Search the listing for the string "estate" and copy every line that contains it.

→ Material for this task
☆ ☆ ☆ ☆ ☆

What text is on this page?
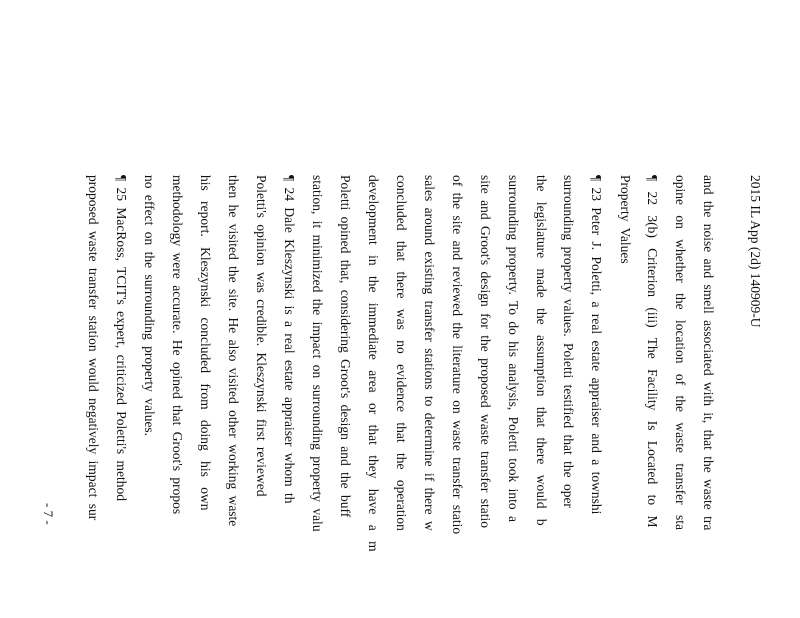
2015 IL App (2d) 140909-U
and the noise and smell associated with it, that the waste tra
opine on whether the location of the waste transfer sta
¶ 22 3(b) Criterion (iii) The Facility Is Located to M
Property Values
¶ 23 Peter J. Poletti, a real estate appraiser and a townshi
surrounding property values. Poletti testified that the oper
the legislature made the assumption that there would b
surrounding property. To do his analysis, Poletti took into a
site and Groot's design for the proposed waste transfer statio
of the site and reviewed the literature on waste transfer statio
sales around existing transfer stations to determine if there w
concluded that there was no evidence that the operation
development in the immediate area or that they have a m
Poletti opined that, considering Groot's design and the buff
station, it minimized the impact on surrounding property valu
¶ 24 Dale Kleszynski is a real estate appraiser whom th
Poletti's opinion was credible. Kleszynski first reviewed
then he visited the site. He also visited other working waste
his report. Kleszynski concluded from doing his own
methodology were accurate. He opined that Groot's propos
no effect on the surrounding property values.
¶ 25 MacRoss, TCIT's expert, criticized Poletti's method
proposed waste transfer station would negatively impact sur
- 7 -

☆ ☆ ☆ ☆ ☆

→ Solved problem
¶ 23 Peter J. Poletti, a real estate appraiser and a townshi
¶ 24 Dale Kleszynski is a real estate appraiser whom th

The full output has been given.